• To be done:
Restate the records in their entirety, word for word.

• Dataset records:
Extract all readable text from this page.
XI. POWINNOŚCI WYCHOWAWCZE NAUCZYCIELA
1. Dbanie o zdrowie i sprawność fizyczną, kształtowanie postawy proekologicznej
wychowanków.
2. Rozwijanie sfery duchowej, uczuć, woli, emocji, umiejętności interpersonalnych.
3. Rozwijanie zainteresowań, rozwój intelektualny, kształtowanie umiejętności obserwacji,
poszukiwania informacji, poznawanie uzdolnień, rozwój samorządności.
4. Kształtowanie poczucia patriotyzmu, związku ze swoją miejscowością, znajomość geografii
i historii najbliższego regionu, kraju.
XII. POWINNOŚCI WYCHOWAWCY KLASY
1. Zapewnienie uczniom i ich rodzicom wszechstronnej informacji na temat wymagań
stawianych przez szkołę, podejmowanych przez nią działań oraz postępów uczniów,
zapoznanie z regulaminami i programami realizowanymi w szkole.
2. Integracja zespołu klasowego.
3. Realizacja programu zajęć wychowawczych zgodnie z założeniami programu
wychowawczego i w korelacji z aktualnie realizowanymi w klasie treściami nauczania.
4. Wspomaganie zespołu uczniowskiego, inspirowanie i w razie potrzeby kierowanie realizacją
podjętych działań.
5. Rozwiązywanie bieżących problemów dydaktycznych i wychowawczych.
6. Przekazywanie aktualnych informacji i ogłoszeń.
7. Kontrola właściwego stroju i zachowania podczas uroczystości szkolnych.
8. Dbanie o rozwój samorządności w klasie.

• Solution for this exercise:
Extract all readable text from this page.
XI. POWINNOŚCI WYCHOWAWCZE NAUCZYCIELA
1. Dbanie o zdrowie i sprawność fizyczną, kształtowanie postawy proekologicznej
wychowanków.
2. Rozwijanie sfery duchowej, uczuć, woli, emocji, umiejętności interpersonalnych.
3. Rozwijanie zainteresowań, rozwój intelektualny, kształtowanie umiejętności obserwacji,
poszukiwania informacji, poznawanie uzdolnień, rozwój samorządności.
4. Kształtowanie poczucia patriotyzmu, związku ze swoją miejscowością, znajomość geografii
i historii najbliższego regionu, kraju.
XII. POWINNOŚCI WYCHOWAWCY KLASY
1. Zapewnienie uczniom i ich rodzicom wszechstronnej informacji na temat wymagań
stawianych przez szkołę, podejmowanych przez nią działań oraz postępów uczniów,
zapoznanie z regulaminami i programami realizowanymi w szkole.
2. Integracja zespołu klasowego.
3. Realizacja programu zajęć wychowawczych zgodnie z założeniami programu
wychowawczego i w korelacji z aktualnie realizowanymi w klasie treściami nauczania.
4. Wspomaganie zespołu uczniowskiego, inspirowanie i w razie potrzeby kierowanie realizacją
podjętych działań.
5. Rozwiązywanie bieżących problemów dydaktycznych i wychowawczych.
6. Przekazywanie aktualnych informacji i ogłoszeń.
7. Kontrola właściwego stroju i zachowania podczas uroczystości szkolnych.
8. Dbanie o rozwój samorządności w klasie.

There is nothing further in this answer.